- [Texto dado]

==========

Assessor especial da Presidência diz que chineses não devem abandonar parceria estratégica com o mercado brasileiro
O governo brasileiro demonstrou forte preocupação após Donald Trump solicitar à China que quadruplicasse as compras de soja dos Estados Unidos.
Para o assessor especial da Presidência, Celso Amorim, essa demanda representa “quase um ato de guerra” contra o Brasil, considerando que o país é um dos principais fornecedores do grão para o mercado chinês e depende fortemente dessa relação comercial.
A China, nesse cenário, enfrenta uma decisão estratégica: manter o fluxo consolidado de importações do Brasil ou ceder à pressão norte-americana, alterando de forma significativa a origem de suas compras.
Amorim avaliou que é improvável que Pequim rompa a parceria com o Brasil, já que há interesses econômicos profundos e um histórico de cooperação que sustentam essa ligação.
Em resposta à movimentação dos Estados Unidos, o governo Lula intensificou o diálogo diplomático com a liderança chinesa. Houve contato direto entre Lula e o presidente Xi Jinping, com o objetivo de reforçar os laços bilaterais, assegurar a continuidade das exportações e proteger o agronegócio brasileiro de possíveis perdas no mercado internacional.

==========

- [O que fazer]
Responda, por favor, a estas perguntas sobre o texto da soja:
1. Qual é o nome do assessor especial da Presidência citado?
2. O que Donald Trump pediu à China?
3. Com qual presidente Lula teve contato direto?

==========

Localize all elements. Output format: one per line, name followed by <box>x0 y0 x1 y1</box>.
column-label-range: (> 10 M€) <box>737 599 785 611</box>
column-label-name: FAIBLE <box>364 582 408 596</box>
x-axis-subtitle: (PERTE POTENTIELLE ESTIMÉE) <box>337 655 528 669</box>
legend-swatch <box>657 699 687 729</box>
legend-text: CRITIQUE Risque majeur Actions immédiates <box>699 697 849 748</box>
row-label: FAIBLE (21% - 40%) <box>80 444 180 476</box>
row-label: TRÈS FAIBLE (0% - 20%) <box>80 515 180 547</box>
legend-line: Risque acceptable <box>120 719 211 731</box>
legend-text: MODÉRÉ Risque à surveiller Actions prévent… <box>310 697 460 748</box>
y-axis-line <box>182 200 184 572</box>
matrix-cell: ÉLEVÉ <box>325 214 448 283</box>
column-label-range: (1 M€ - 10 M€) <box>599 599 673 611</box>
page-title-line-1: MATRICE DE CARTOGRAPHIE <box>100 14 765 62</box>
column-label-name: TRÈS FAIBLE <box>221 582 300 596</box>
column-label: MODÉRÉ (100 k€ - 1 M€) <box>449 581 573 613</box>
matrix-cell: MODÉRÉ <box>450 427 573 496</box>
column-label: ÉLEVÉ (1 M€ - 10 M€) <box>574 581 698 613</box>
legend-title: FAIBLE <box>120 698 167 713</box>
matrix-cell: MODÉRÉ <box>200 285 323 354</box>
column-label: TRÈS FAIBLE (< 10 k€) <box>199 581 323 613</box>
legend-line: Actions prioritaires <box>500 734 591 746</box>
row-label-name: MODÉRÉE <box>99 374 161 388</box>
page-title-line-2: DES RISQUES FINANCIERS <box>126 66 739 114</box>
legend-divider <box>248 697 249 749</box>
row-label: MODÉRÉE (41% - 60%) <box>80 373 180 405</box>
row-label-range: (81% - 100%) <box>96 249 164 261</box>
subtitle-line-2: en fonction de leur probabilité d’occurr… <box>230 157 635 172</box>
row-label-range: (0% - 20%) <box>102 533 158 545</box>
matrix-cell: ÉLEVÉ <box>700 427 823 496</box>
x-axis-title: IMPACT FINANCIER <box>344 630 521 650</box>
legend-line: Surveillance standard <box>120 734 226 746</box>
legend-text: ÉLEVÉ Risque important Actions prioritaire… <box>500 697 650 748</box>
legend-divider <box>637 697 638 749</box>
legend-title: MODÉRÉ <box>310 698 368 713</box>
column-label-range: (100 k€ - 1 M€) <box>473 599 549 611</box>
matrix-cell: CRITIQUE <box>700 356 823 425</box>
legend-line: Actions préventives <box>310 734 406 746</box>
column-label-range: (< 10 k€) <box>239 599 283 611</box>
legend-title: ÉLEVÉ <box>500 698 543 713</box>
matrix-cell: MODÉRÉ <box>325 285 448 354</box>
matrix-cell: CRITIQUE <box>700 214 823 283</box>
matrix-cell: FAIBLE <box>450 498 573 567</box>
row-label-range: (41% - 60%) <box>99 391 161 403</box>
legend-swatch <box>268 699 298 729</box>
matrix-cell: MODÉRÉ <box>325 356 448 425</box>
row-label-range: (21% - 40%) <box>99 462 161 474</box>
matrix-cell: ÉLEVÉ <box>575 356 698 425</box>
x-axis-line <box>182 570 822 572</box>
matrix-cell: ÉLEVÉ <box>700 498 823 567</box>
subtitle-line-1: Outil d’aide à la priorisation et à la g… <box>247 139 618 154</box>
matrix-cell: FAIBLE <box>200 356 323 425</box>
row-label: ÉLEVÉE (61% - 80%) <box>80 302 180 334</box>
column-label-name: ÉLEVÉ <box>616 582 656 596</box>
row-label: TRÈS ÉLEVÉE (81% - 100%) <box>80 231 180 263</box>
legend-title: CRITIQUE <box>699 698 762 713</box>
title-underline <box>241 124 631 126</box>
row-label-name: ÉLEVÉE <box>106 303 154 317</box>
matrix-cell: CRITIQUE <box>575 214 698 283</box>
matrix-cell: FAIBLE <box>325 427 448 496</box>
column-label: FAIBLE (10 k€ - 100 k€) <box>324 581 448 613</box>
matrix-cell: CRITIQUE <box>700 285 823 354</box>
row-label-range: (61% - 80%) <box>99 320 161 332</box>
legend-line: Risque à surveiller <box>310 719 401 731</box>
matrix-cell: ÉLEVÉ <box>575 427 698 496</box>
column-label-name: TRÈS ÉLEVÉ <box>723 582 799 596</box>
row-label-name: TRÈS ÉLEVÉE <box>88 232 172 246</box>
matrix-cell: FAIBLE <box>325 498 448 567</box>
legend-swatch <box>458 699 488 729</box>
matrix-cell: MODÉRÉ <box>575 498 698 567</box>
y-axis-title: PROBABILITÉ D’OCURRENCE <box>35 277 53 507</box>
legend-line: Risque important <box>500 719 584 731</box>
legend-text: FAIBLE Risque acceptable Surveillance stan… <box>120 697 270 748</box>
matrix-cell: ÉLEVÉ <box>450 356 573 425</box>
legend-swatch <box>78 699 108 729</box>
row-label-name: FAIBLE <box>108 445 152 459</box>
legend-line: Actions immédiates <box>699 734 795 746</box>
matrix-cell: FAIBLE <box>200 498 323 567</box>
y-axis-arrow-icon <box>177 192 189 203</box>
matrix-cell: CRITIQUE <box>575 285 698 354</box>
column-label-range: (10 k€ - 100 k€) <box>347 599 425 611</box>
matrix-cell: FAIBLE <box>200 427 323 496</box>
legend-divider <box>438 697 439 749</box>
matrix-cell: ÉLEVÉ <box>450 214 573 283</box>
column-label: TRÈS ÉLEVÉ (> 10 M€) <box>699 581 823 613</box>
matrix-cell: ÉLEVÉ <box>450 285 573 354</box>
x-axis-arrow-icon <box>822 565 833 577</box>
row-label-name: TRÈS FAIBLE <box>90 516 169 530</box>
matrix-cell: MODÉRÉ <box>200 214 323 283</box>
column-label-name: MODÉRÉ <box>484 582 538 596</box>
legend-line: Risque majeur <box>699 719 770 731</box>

==========

- [Resposta do exercício]
1. Celso Amorim.
2. Que quadruplicasse as compras de soja dos Estados Unidos.
3. Com o presidente Xi Jinping.